## Work to do
Return the entries below in their exact form, leaving the pictures out.

· · · · · · ·

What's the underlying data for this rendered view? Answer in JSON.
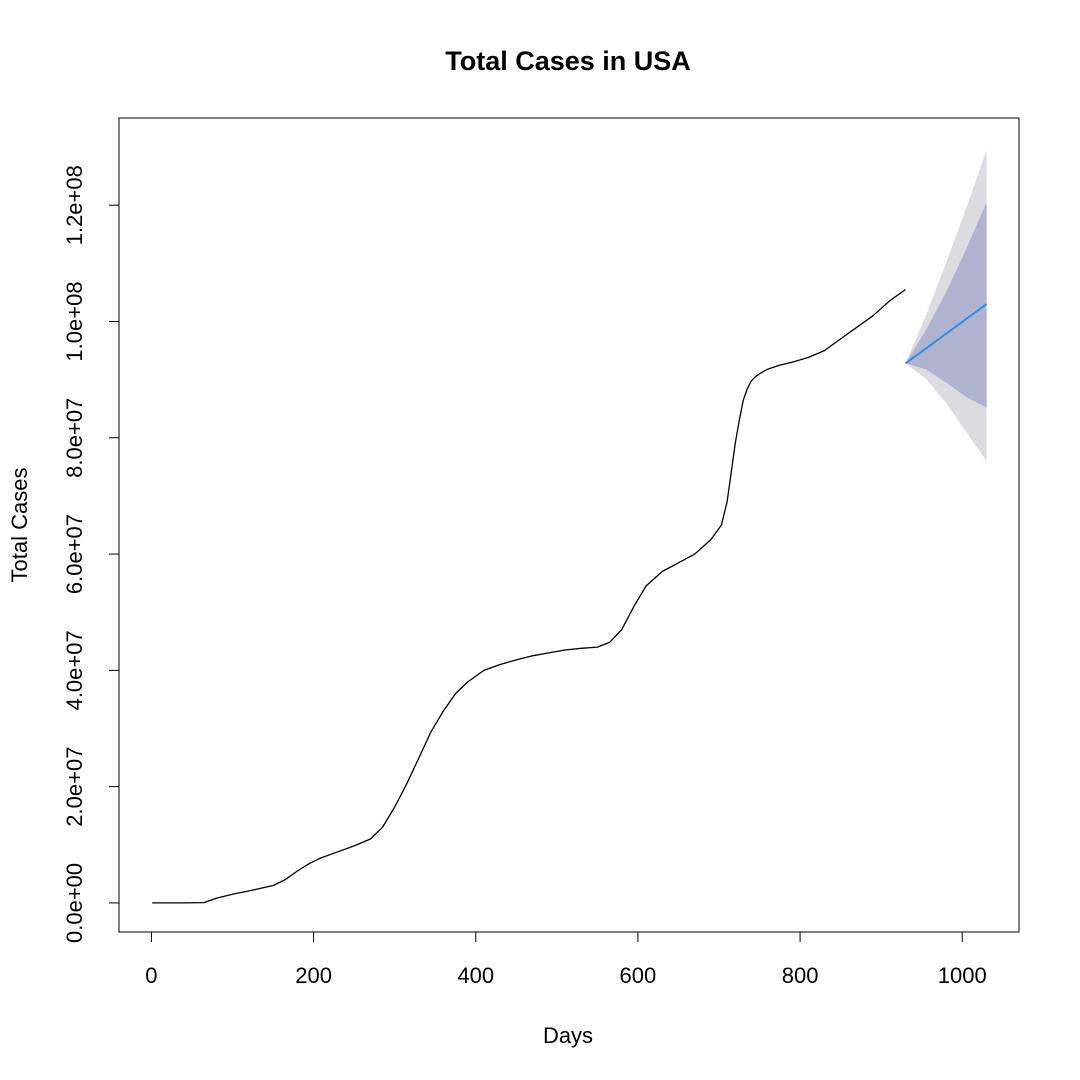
{
  "chart_data": {
    "type": "line",
    "title": "Total Cases in USA",
    "xlabel": "Days",
    "ylabel": "Total Cases",
    "xlim": [
      -40,
      1070
    ],
    "ylim": [
      -5000000,
      135000000
    ],
    "x_ticks": [
      0,
      200,
      400,
      600,
      800,
      1000
    ],
    "x_tick_labels": [
      "0",
      "200",
      "400",
      "600",
      "800",
      "1000"
    ],
    "y_ticks": [
      0,
      20000000,
      40000000,
      60000000,
      80000000,
      100000000,
      120000000
    ],
    "y_tick_labels": [
      "0.0e+00",
      "2.0e+07",
      "4.0e+07",
      "6.0e+07",
      "8.0e+07",
      "1.0e+08",
      "1.2e+08"
    ],
    "grid": false,
    "legend": "none",
    "series": [
      {
        "role": "observed",
        "color": "#000000",
        "x": [
          1,
          40,
          65,
          80,
          100,
          125,
          150,
          165,
          180,
          195,
          210,
          230,
          250,
          270,
          285,
          300,
          315,
          330,
          345,
          360,
          375,
          390,
          410,
          430,
          450,
          470,
          490,
          510,
          530,
          550,
          565,
          580,
          595,
          610,
          630,
          650,
          670,
          690,
          703,
          710,
          715,
          720,
          725,
          730,
          735,
          740,
          745,
          750,
          760,
          775,
          790,
          810,
          830,
          850,
          870,
          890,
          910,
          930
        ],
        "y": [
          0,
          0,
          50000,
          800000,
          1500000,
          2200000,
          3000000,
          4000000,
          5500000,
          6800000,
          7800000,
          8800000,
          9800000,
          11000000,
          13000000,
          16500000,
          20500000,
          25000000,
          29500000,
          33000000,
          36000000,
          38000000,
          40000000,
          41000000,
          41800000,
          42500000,
          43000000,
          43500000,
          43800000,
          44000000,
          44800000,
          47000000,
          51000000,
          54500000,
          57000000,
          58500000,
          60000000,
          62500000,
          65000000,
          69000000,
          74000000,
          79000000,
          83000000,
          86500000,
          88500000,
          89800000,
          90500000,
          91000000,
          91800000,
          92500000,
          93000000,
          93800000,
          95000000,
          97000000,
          99000000,
          101000000,
          103500000,
          105500000
        ]
      },
      {
        "role": "forecast",
        "color": "#2f8fe6",
        "x": [
          930,
          1030
        ],
        "y": [
          92800000,
          103000000
        ]
      }
    ],
    "forecast_interval_80": {
      "color": "#b0b3cf",
      "x": [
        930,
        955,
        980,
        1005,
        1030
      ],
      "lower": [
        92800000,
        91800000,
        89500000,
        87000000,
        85200000
      ],
      "upper": [
        92800000,
        98500000,
        105000000,
        112500000,
        120500000
      ]
    },
    "forecast_interval_95": {
      "color": "#dbdbe0",
      "x": [
        930,
        955,
        980,
        1005,
        1030
      ],
      "lower": [
        92800000,
        90200000,
        86000000,
        81000000,
        76000000
      ],
      "upper": [
        92800000,
        101000000,
        110000000,
        119500000,
        129500000
      ]
    }
  }
}
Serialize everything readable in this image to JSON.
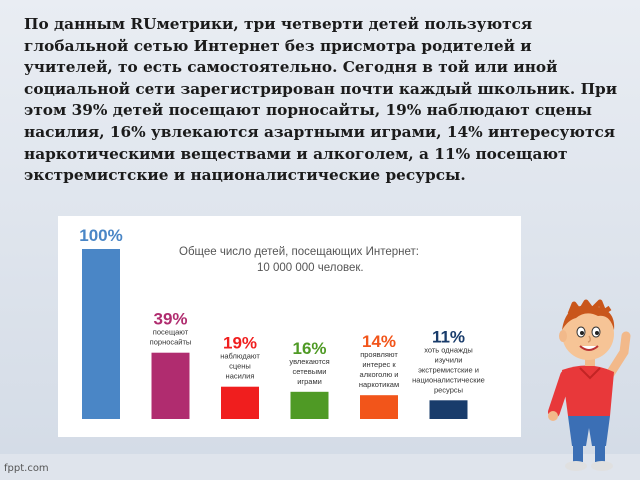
{
  "intro_text": "По данным RUметрики, три четверти детей пользуются глобальной сетью Интернет без присмотра родителей и учителей, то есть самостоятельно. Сегодня в той или иной социальной сети зарегистрирован почти каждый школьник. При этом 39% детей посещают порносайты, 19% наблюдают сцены насилия, 16% увлекаются азартными играми, 14% интересуются наркотическими веществами и алкоголем, а 11% посещают экстремистские и националистические ресурсы.",
  "chart_data": {
    "type": "bar",
    "title_line1": "Общее число детей, посещающих Интернет:",
    "title_line2": "10 000 000 человек.",
    "ylim": [
      0,
      100
    ],
    "grid": false,
    "bars": [
      {
        "value": 100,
        "label": "100%",
        "desc": [],
        "color": "#4a86c6"
      },
      {
        "value": 39,
        "label": "39%",
        "desc": [
          "посещают",
          "порносайты"
        ],
        "color": "#b02c6f"
      },
      {
        "value": 19,
        "label": "19%",
        "desc": [
          "наблюдают",
          "сцены",
          "насилия"
        ],
        "color": "#f01e1e"
      },
      {
        "value": 16,
        "label": "16%",
        "desc": [
          "увлекаются",
          "сетевыми",
          "играми"
        ],
        "color": "#4f9a25"
      },
      {
        "value": 14,
        "label": "14%",
        "desc": [
          "проявляют",
          "интерес к",
          "алкоголю и",
          "наркотикам"
        ],
        "color": "#f2551a"
      },
      {
        "value": 11,
        "label": "11%",
        "desc": [
          "хоть однажды",
          "изучили",
          "экстремистские и",
          "националистические",
          "ресурсы"
        ],
        "color": "#193c6b"
      }
    ]
  },
  "footer": {
    "logo": "fppt.com"
  },
  "colors": {
    "background": "#dfe5ee",
    "card": "#ffffff",
    "text": "#1b1b1b"
  }
}
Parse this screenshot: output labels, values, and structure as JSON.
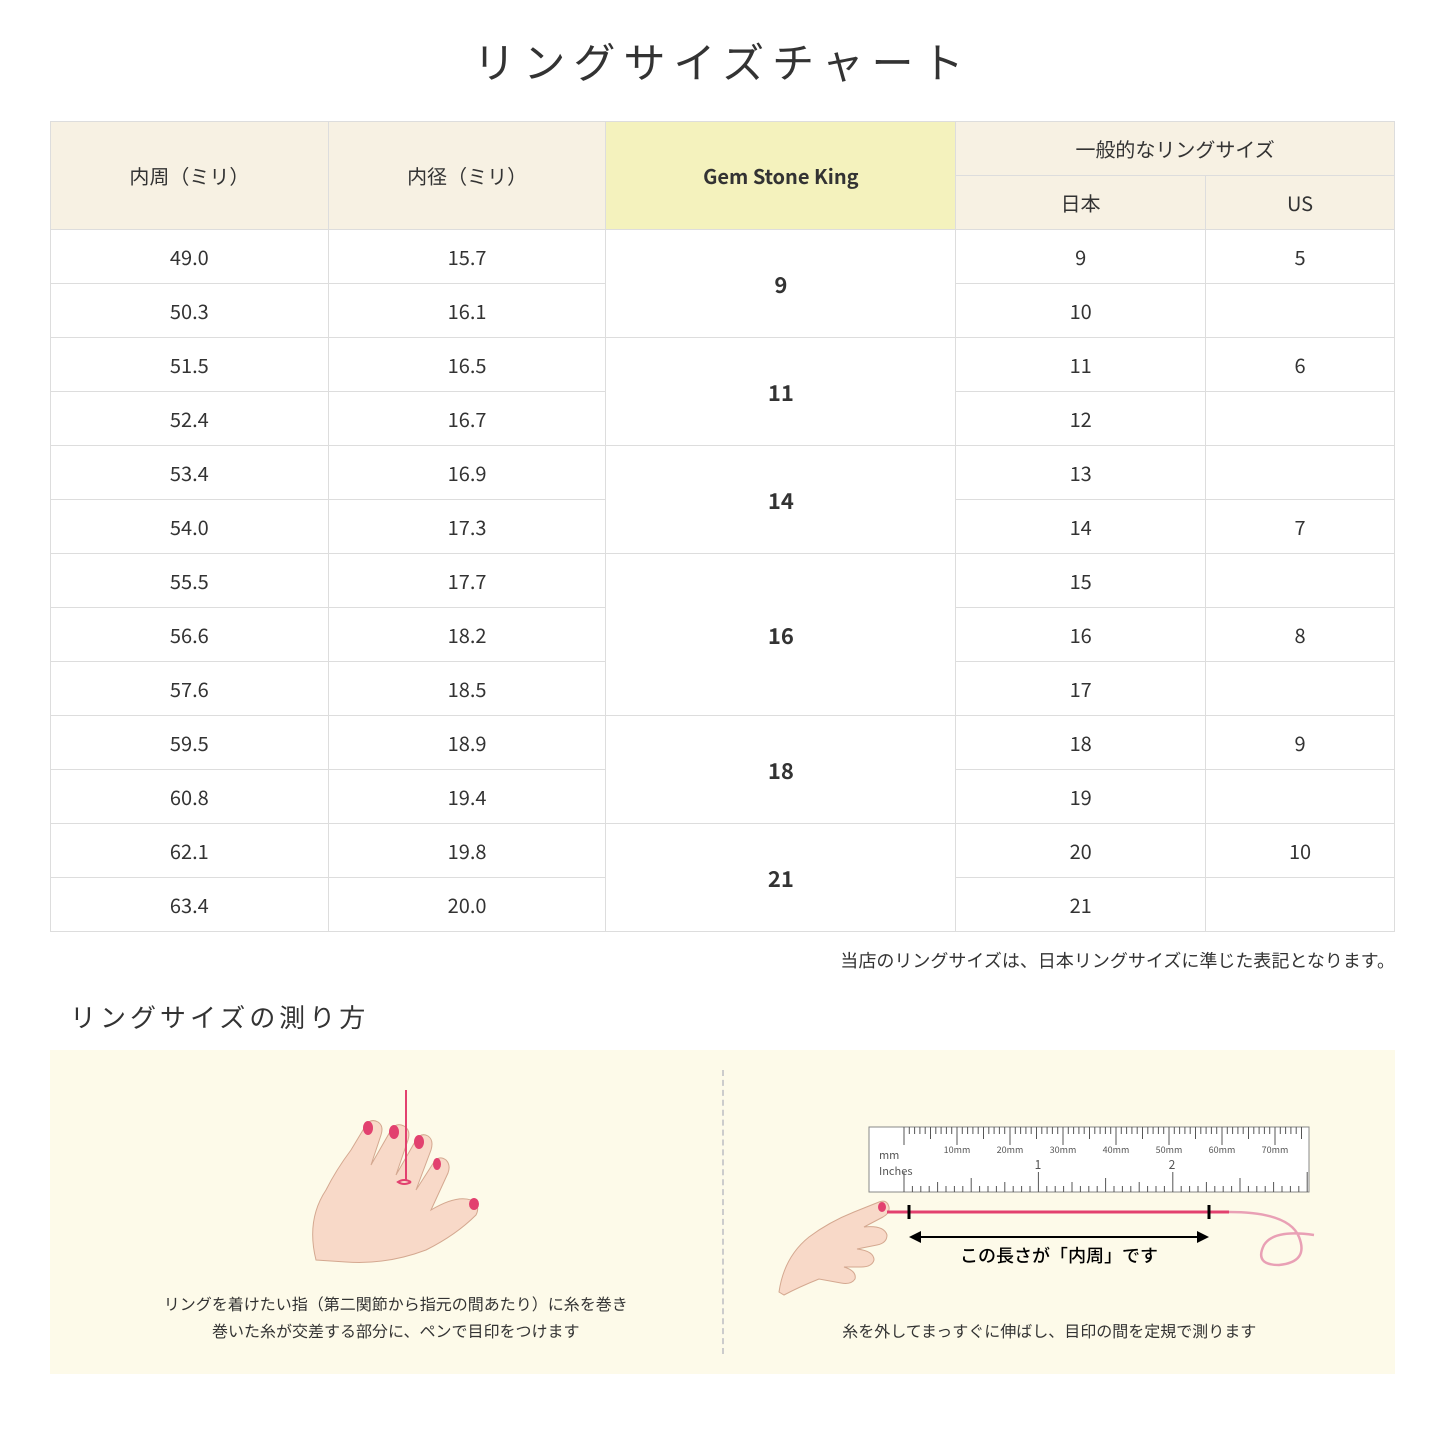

· · · · · · ·

## Written response
What's the underlying data for this rendered view? Answer in JSON.
{
  "chart_data": {
    "type": "line",
    "title": "Total Cases in USA",
    "xlabel": "Days",
    "ylabel": "Total Cases",
    "xlim": [
      -40,
      1070
    ],
    "ylim": [
      -5000000,
      135000000
    ],
    "x_ticks": [
      0,
      200,
      400,
      600,
      800,
      1000
    ],
    "x_tick_labels": [
      "0",
      "200",
      "400",
      "600",
      "800",
      "1000"
    ],
    "y_ticks": [
      0,
      20000000,
      40000000,
      60000000,
      80000000,
      100000000,
      120000000
    ],
    "y_tick_labels": [
      "0.0e+00",
      "2.0e+07",
      "4.0e+07",
      "6.0e+07",
      "8.0e+07",
      "1.0e+08",
      "1.2e+08"
    ],
    "grid": false,
    "legend": "none",
    "series": [
      {
        "role": "observed",
        "color": "#000000",
        "x": [
          1,
          40,
          65,
          80,
          100,
          125,
          150,
          165,
          180,
          195,
          210,
          230,
          250,
          270,
          285,
          300,
          315,
          330,
          345,
          360,
          375,
          390,
          410,
          430,
          450,
          470,
          490,
          510,
          530,
          550,
          565,
          580,
          595,
          610,
          630,
          650,
          670,
          690,
          703,
          710,
          715,
          720,
          725,
          730,
          735,
          740,
          745,
          750,
          760,
          775,
          790,
          810,
          830,
          850,
          870,
          890,
          910,
          930
        ],
        "y": [
          0,
          0,
          50000,
          800000,
          1500000,
          2200000,
          3000000,
          4000000,
          5500000,
          6800000,
          7800000,
          8800000,
          9800000,
          11000000,
          13000000,
          16500000,
          20500000,
          25000000,
          29500000,
          33000000,
          36000000,
          38000000,
          40000000,
          41000000,
          41800000,
          42500000,
          43000000,
          43500000,
          43800000,
          44000000,
          44800000,
          47000000,
          51000000,
          54500000,
          57000000,
          58500000,
          60000000,
          62500000,
          65000000,
          69000000,
          74000000,
          79000000,
          83000000,
          86500000,
          88500000,
          89800000,
          90500000,
          91000000,
          91800000,
          92500000,
          93000000,
          93800000,
          95000000,
          97000000,
          99000000,
          101000000,
          103500000,
          105500000
        ]
      },
      {
        "role": "forecast",
        "color": "#2f8fe6",
        "x": [
          930,
          1030
        ],
        "y": [
          92800000,
          103000000
        ]
      }
    ],
    "forecast_interval_80": {
      "color": "#b0b3cf",
      "x": [
        930,
        955,
        980,
        1005,
        1030
      ],
      "lower": [
        92800000,
        91800000,
        89500000,
        87000000,
        85200000
      ],
      "upper": [
        92800000,
        98500000,
        105000000,
        112500000,
        120500000
      ]
    },
    "forecast_interval_95": {
      "color": "#dbdbe0",
      "x": [
        930,
        955,
        980,
        1005,
        1030
      ],
      "lower": [
        92800000,
        90200000,
        86000000,
        81000000,
        76000000
      ],
      "upper": [
        92800000,
        101000000,
        110000000,
        119500000,
        129500000
      ]
    }
  }
}
Serialize everything readable in this image to JSON.
{
  "intro_text": "По данным RUметрики, три четверти детей пользуются глобальной сетью Интернет без присмотра родителей и учителей, то есть самостоятельно. Сегодня в той или иной социальной сети зарегистрирован почти каждый школьник. При этом 39% детей посещают порносайты, 19% наблюдают сцены насилия, 16% увлекаются азартными играми, 14% интересуются наркотическими веществами и алкоголем, а 11% посещают экстремистские и националистические ресурсы.",
  "chart_data": {
    "type": "bar",
    "title_line1": "Общее число детей, посещающих Интернет:",
    "title_line2": "10 000 000 человек.",
    "ylim": [
      0,
      100
    ],
    "grid": false,
    "bars": [
      {
        "value": 100,
        "label": "100%",
        "desc": [],
        "color": "#4a86c6"
      },
      {
        "value": 39,
        "label": "39%",
        "desc": [
          "посещают",
          "порносайты"
        ],
        "color": "#b02c6f"
      },
      {
        "value": 19,
        "label": "19%",
        "desc": [
          "наблюдают",
          "сцены",
          "насилия"
        ],
        "color": "#f01e1e"
      },
      {
        "value": 16,
        "label": "16%",
        "desc": [
          "увлекаются",
          "сетевыми",
          "играми"
        ],
        "color": "#4f9a25"
      },
      {
        "value": 14,
        "label": "14%",
        "desc": [
          "проявляют",
          "интерес к",
          "алкоголю и",
          "наркотикам"
        ],
        "color": "#f2551a"
      },
      {
        "value": 11,
        "label": "11%",
        "desc": [
          "хоть однажды",
          "изучили",
          "экстремистские и",
          "националистические",
          "ресурсы"
        ],
        "color": "#193c6b"
      }
    ]
  },
  "footer": {
    "logo": "fppt.com"
  },
  "colors": {
    "background": "#dfe5ee",
    "card": "#ffffff",
    "text": "#1b1b1b"
  }
}
Parse this screenshot: output labels, values, and structure as JSON.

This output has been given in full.